-- BEGIN --

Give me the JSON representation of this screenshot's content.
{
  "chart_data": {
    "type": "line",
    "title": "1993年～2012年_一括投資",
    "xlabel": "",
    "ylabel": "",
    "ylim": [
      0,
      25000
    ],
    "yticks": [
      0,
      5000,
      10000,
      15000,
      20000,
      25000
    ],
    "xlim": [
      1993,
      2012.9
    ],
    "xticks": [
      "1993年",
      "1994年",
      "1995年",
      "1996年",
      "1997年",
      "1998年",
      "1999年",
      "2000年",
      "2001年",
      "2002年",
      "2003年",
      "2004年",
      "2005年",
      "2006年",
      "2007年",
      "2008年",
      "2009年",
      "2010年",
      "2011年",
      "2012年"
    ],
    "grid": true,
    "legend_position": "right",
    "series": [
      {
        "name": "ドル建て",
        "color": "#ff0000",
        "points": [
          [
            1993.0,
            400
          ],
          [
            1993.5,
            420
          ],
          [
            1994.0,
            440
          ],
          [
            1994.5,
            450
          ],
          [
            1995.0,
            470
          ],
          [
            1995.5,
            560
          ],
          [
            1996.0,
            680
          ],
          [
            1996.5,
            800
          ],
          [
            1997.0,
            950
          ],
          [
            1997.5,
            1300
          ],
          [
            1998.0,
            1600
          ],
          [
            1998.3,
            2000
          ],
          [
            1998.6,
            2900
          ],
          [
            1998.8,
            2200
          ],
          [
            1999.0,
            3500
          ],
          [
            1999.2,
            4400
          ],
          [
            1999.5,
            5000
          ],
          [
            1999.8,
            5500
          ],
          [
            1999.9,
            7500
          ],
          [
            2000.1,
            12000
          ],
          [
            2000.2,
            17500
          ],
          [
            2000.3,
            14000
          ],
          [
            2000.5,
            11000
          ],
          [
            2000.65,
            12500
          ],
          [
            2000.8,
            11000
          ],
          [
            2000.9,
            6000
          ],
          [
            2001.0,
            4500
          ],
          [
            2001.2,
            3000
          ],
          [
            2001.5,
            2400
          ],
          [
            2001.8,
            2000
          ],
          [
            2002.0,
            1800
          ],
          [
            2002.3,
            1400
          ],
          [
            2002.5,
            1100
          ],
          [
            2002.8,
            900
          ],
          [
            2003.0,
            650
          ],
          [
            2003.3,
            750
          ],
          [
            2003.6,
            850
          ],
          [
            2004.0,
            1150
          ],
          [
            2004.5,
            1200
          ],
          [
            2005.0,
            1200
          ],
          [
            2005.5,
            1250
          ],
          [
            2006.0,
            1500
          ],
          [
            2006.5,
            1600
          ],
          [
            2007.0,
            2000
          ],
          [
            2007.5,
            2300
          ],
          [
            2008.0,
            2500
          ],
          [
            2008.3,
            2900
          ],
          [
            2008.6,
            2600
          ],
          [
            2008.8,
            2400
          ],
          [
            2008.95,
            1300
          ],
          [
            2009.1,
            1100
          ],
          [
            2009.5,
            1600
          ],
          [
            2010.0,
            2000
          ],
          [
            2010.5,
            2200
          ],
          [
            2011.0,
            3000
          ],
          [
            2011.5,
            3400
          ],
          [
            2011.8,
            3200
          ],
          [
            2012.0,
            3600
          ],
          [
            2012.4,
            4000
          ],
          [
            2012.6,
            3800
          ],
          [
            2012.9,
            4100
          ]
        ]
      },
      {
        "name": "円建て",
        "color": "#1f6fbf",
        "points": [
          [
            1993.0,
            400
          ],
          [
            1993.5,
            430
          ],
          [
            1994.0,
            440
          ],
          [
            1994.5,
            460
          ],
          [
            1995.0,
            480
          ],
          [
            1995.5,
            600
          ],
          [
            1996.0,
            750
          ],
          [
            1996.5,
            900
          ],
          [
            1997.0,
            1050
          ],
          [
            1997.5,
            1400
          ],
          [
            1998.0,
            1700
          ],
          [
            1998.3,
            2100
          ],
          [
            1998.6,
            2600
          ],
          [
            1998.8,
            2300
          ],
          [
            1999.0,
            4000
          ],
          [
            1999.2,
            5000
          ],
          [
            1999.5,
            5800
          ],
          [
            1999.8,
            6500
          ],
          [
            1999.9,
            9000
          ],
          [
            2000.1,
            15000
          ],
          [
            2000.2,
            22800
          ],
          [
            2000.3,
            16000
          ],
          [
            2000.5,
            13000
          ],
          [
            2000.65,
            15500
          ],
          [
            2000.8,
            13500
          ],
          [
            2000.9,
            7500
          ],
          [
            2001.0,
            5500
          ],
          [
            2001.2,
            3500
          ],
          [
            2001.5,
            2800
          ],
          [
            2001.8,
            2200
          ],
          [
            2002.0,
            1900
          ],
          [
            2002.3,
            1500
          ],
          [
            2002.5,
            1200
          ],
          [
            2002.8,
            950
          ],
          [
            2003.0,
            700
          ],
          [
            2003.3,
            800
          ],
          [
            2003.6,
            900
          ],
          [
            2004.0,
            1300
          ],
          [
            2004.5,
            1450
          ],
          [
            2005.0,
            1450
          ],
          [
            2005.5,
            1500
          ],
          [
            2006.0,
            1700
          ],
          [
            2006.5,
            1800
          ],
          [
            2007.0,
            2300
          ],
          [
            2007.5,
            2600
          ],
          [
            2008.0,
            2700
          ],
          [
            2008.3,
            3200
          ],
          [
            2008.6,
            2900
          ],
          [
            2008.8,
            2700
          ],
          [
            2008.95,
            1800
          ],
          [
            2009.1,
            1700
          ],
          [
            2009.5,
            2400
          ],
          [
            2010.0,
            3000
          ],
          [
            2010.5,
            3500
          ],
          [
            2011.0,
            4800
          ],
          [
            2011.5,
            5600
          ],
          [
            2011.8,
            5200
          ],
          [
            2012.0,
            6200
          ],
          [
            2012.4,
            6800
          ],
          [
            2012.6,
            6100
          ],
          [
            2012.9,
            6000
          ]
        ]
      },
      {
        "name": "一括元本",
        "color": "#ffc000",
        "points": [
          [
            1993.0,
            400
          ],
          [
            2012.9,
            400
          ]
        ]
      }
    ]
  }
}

-- END --

Each line in the material above must be retyped without alteration.

● FULL OUTPUT
Give me the JSON representation of this screenshot's content.
{
  "chart_data": {
    "type": "line",
    "title": "1993年～2012年_一括投資",
    "xlabel": "",
    "ylabel": "",
    "ylim": [
      0,
      25000
    ],
    "yticks": [
      0,
      5000,
      10000,
      15000,
      20000,
      25000
    ],
    "xlim": [
      1993,
      2012.9
    ],
    "xticks": [
      "1993年",
      "1994年",
      "1995年",
      "1996年",
      "1997年",
      "1998年",
      "1999年",
      "2000年",
      "2001年",
      "2002年",
      "2003年",
      "2004年",
      "2005年",
      "2006年",
      "2007年",
      "2008年",
      "2009年",
      "2010年",
      "2011年",
      "2012年"
    ],
    "grid": true,
    "legend_position": "right",
    "series": [
      {
        "name": "ドル建て",
        "color": "#ff0000",
        "points": [
          [
            1993.0,
            400
          ],
          [
            1993.5,
            420
          ],
          [
            1994.0,
            440
          ],
          [
            1994.5,
            450
          ],
          [
            1995.0,
            470
          ],
          [
            1995.5,
            560
          ],
          [
            1996.0,
            680
          ],
          [
            1996.5,
            800
          ],
          [
            1997.0,
            950
          ],
          [
            1997.5,
            1300
          ],
          [
            1998.0,
            1600
          ],
          [
            1998.3,
            2000
          ],
          [
            1998.6,
            2900
          ],
          [
            1998.8,
            2200
          ],
          [
            1999.0,
            3500
          ],
          [
            1999.2,
            4400
          ],
          [
            1999.5,
            5000
          ],
          [
            1999.8,
            5500
          ],
          [
            1999.9,
            7500
          ],
          [
            2000.1,
            12000
          ],
          [
            2000.2,
            17500
          ],
          [
            2000.3,
            14000
          ],
          [
            2000.5,
            11000
          ],
          [
            2000.65,
            12500
          ],
          [
            2000.8,
            11000
          ],
          [
            2000.9,
            6000
          ],
          [
            2001.0,
            4500
          ],
          [
            2001.2,
            3000
          ],
          [
            2001.5,
            2400
          ],
          [
            2001.8,
            2000
          ],
          [
            2002.0,
            1800
          ],
          [
            2002.3,
            1400
          ],
          [
            2002.5,
            1100
          ],
          [
            2002.8,
            900
          ],
          [
            2003.0,
            650
          ],
          [
            2003.3,
            750
          ],
          [
            2003.6,
            850
          ],
          [
            2004.0,
            1150
          ],
          [
            2004.5,
            1200
          ],
          [
            2005.0,
            1200
          ],
          [
            2005.5,
            1250
          ],
          [
            2006.0,
            1500
          ],
          [
            2006.5,
            1600
          ],
          [
            2007.0,
            2000
          ],
          [
            2007.5,
            2300
          ],
          [
            2008.0,
            2500
          ],
          [
            2008.3,
            2900
          ],
          [
            2008.6,
            2600
          ],
          [
            2008.8,
            2400
          ],
          [
            2008.95,
            1300
          ],
          [
            2009.1,
            1100
          ],
          [
            2009.5,
            1600
          ],
          [
            2010.0,
            2000
          ],
          [
            2010.5,
            2200
          ],
          [
            2011.0,
            3000
          ],
          [
            2011.5,
            3400
          ],
          [
            2011.8,
            3200
          ],
          [
            2012.0,
            3600
          ],
          [
            2012.4,
            4000
          ],
          [
            2012.6,
            3800
          ],
          [
            2012.9,
            4100
          ]
        ]
      },
      {
        "name": "円建て",
        "color": "#1f6fbf",
        "points": [
          [
            1993.0,
            400
          ],
          [
            1993.5,
            430
          ],
          [
            1994.0,
            440
          ],
          [
            1994.5,
            460
          ],
          [
            1995.0,
            480
          ],
          [
            1995.5,
            600
          ],
          [
            1996.0,
            750
          ],
          [
            1996.5,
            900
          ],
          [
            1997.0,
            1050
          ],
          [
            1997.5,
            1400
          ],
          [
            1998.0,
            1700
          ],
          [
            1998.3,
            2100
          ],
          [
            1998.6,
            2600
          ],
          [
            1998.8,
            2300
          ],
          [
            1999.0,
            4000
          ],
          [
            1999.2,
            5000
          ],
          [
            1999.5,
            5800
          ],
          [
            1999.8,
            6500
          ],
          [
            1999.9,
            9000
          ],
          [
            2000.1,
            15000
          ],
          [
            2000.2,
            22800
          ],
          [
            2000.3,
            16000
          ],
          [
            2000.5,
            13000
          ],
          [
            2000.65,
            15500
          ],
          [
            2000.8,
            13500
          ],
          [
            2000.9,
            7500
          ],
          [
            2001.0,
            5500
          ],
          [
            2001.2,
            3500
          ],
          [
            2001.5,
            2800
          ],
          [
            2001.8,
            2200
          ],
          [
            2002.0,
            1900
          ],
          [
            2002.3,
            1500
          ],
          [
            2002.5,
            1200
          ],
          [
            2002.8,
            950
          ],
          [
            2003.0,
            700
          ],
          [
            2003.3,
            800
          ],
          [
            2003.6,
            900
          ],
          [
            2004.0,
            1300
          ],
          [
            2004.5,
            1450
          ],
          [
            2005.0,
            1450
          ],
          [
            2005.5,
            1500
          ],
          [
            2006.0,
            1700
          ],
          [
            2006.5,
            1800
          ],
          [
            2007.0,
            2300
          ],
          [
            2007.5,
            2600
          ],
          [
            2008.0,
            2700
          ],
          [
            2008.3,
            3200
          ],
          [
            2008.6,
            2900
          ],
          [
            2008.8,
            2700
          ],
          [
            2008.95,
            1800
          ],
          [
            2009.1,
            1700
          ],
          [
            2009.5,
            2400
          ],
          [
            2010.0,
            3000
          ],
          [
            2010.5,
            3500
          ],
          [
            2011.0,
            4800
          ],
          [
            2011.5,
            5600
          ],
          [
            2011.8,
            5200
          ],
          [
            2012.0,
            6200
          ],
          [
            2012.4,
            6800
          ],
          [
            2012.6,
            6100
          ],
          [
            2012.9,
            6000
          ]
        ]
      },
      {
        "name": "一括元本",
        "color": "#ffc000",
        "points": [
          [
            1993.0,
            400
          ],
          [
            2012.9,
            400
          ]
        ]
      }
    ]
  }
}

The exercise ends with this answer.